The problem => Your task is to print all of the data word for word.

══════════

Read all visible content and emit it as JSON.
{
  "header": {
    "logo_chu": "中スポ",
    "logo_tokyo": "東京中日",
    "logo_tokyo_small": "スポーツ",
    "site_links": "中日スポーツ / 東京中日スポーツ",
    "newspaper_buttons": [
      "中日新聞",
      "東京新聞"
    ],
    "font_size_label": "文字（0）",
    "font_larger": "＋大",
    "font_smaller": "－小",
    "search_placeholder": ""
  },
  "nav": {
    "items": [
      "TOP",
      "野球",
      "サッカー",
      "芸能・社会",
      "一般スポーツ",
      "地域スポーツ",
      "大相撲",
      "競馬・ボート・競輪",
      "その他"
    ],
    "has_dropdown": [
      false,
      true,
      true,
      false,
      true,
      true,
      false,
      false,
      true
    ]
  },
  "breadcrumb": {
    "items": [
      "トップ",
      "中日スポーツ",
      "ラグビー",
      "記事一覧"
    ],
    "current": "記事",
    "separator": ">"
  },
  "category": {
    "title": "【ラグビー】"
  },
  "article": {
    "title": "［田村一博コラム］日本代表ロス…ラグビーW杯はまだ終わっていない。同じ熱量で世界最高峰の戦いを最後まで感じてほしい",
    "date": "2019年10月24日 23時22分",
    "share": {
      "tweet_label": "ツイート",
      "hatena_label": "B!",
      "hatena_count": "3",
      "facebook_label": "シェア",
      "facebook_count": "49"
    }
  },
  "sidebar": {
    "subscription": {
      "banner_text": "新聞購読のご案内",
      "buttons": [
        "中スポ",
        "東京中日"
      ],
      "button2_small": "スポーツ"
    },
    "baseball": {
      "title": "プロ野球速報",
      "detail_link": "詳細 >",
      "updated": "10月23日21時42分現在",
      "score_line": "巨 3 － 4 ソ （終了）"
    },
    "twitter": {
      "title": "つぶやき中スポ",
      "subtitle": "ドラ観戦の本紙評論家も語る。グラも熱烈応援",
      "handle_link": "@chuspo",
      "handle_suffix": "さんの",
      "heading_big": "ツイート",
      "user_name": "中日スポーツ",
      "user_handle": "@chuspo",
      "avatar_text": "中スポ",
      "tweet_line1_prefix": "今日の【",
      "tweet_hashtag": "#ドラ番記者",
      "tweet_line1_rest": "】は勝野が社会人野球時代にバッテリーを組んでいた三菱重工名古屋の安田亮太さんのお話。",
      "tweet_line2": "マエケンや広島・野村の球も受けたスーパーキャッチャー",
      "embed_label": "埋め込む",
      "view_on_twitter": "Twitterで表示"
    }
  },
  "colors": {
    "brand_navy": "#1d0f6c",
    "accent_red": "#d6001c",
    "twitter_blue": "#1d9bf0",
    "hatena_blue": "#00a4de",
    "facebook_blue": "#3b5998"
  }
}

══════════

Result =>
Read all visible content and emit it as JSON.
{
  "header": {
    "logo_chu": "中スポ",
    "logo_tokyo": "東京中日",
    "logo_tokyo_small": "スポーツ",
    "site_links": "中日スポーツ / 東京中日スポーツ",
    "newspaper_buttons": [
      "中日新聞",
      "東京新聞"
    ],
    "font_size_label": "文字（0）",
    "font_larger": "＋大",
    "font_smaller": "－小",
    "search_placeholder": ""
  },
  "nav": {
    "items": [
      "TOP",
      "野球",
      "サッカー",
      "芸能・社会",
      "一般スポーツ",
      "地域スポーツ",
      "大相撲",
      "競馬・ボート・競輪",
      "その他"
    ],
    "has_dropdown": [
      false,
      true,
      true,
      false,
      true,
      true,
      false,
      false,
      true
    ]
  },
  "breadcrumb": {
    "items": [
      "トップ",
      "中日スポーツ",
      "ラグビー",
      "記事一覧"
    ],
    "current": "記事",
    "separator": ">"
  },
  "category": {
    "title": "【ラグビー】"
  },
  "article": {
    "title": "［田村一博コラム］日本代表ロス…ラグビーW杯はまだ終わっていない。同じ熱量で世界最高峰の戦いを最後まで感じてほしい",
    "date": "2019年10月24日 23時22分",
    "share": {
      "tweet_label": "ツイート",
      "hatena_label": "B!",
      "hatena_count": "3",
      "facebook_label": "シェア",
      "facebook_count": "49"
    }
  },
  "sidebar": {
    "subscription": {
      "banner_text": "新聞購読のご案内",
      "buttons": [
        "中スポ",
        "東京中日"
      ],
      "button2_small": "スポーツ"
    },
    "baseball": {
      "title": "プロ野球速報",
      "detail_link": "詳細 >",
      "updated": "10月23日21時42分現在",
      "score_line": "巨 3 － 4 ソ （終了）"
    },
    "twitter": {
      "title": "つぶやき中スポ",
      "subtitle": "ドラ観戦の本紙評論家も語る。グラも熱烈応援",
      "handle_link": "@chuspo",
      "handle_suffix": "さんの",
      "heading_big": "ツイート",
      "user_name": "中日スポーツ",
      "user_handle": "@chuspo",
      "avatar_text": "中スポ",
      "tweet_line1_prefix": "今日の【",
      "tweet_hashtag": "#ドラ番記者",
      "tweet_line1_rest": "】は勝野が社会人野球時代にバッテリーを組んでいた三菱重工名古屋の安田亮太さんのお話。",
      "tweet_line2": "マエケンや広島・野村の球も受けたスーパーキャッチャー",
      "embed_label": "埋め込む",
      "view_on_twitter": "Twitterで表示"
    }
  },
  "colors": {
    "brand_navy": "#1d0f6c",
    "accent_red": "#d6001c",
    "twitter_blue": "#1d9bf0",
    "hatena_blue": "#00a4de",
    "facebook_blue": "#3b5998"
  }
}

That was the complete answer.